# [STATED GOAL]
In the lines below, how many hold the word "header"? Answer only with the number.
** START EXTRACTED RECORDS **
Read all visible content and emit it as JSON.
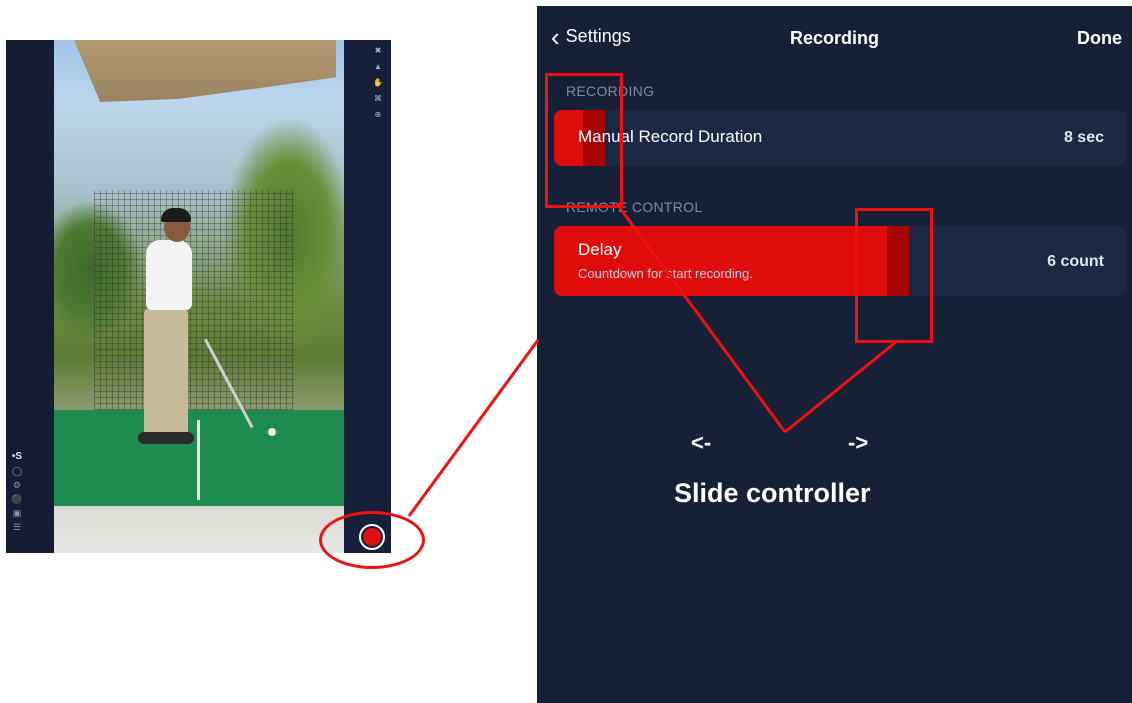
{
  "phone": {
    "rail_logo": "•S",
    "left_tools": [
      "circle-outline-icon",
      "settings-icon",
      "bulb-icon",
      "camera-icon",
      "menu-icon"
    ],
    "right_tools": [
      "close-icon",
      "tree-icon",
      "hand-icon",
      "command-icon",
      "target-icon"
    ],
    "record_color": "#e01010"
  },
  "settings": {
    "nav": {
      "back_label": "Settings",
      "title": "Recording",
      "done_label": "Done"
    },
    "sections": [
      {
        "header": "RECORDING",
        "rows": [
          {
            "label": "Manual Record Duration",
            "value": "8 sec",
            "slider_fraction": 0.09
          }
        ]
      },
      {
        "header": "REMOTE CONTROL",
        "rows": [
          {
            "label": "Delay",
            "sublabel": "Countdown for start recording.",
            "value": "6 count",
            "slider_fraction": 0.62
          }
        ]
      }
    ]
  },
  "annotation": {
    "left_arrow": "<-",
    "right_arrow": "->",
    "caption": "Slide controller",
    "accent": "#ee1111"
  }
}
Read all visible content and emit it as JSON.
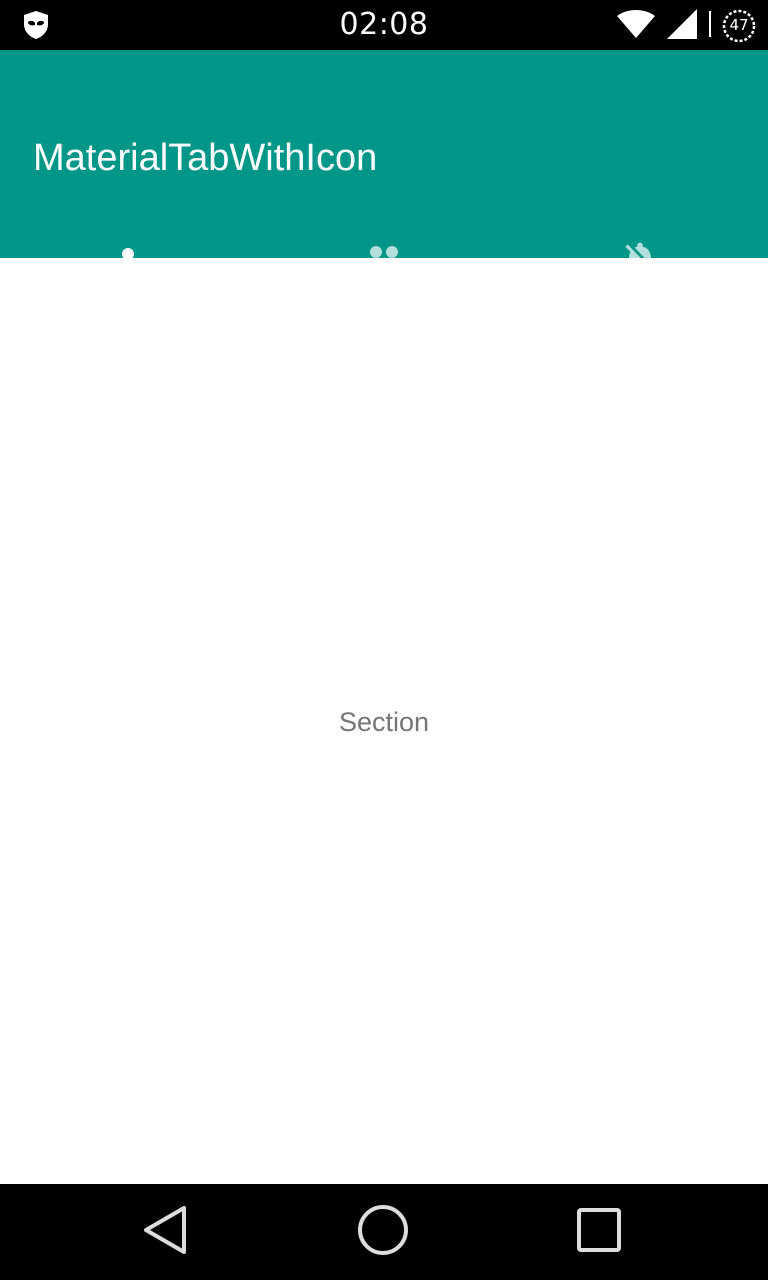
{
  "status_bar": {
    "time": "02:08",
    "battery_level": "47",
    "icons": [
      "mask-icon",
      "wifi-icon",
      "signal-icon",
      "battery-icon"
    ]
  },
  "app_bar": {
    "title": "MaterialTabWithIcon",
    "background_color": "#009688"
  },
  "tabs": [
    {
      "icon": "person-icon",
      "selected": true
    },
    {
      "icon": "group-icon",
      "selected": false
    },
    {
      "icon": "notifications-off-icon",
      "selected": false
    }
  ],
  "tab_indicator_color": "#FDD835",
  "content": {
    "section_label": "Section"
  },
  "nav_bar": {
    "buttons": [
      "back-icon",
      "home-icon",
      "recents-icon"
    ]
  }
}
** END EXTRACTED RECORDS **
# [SOLVED EXERCISE]
2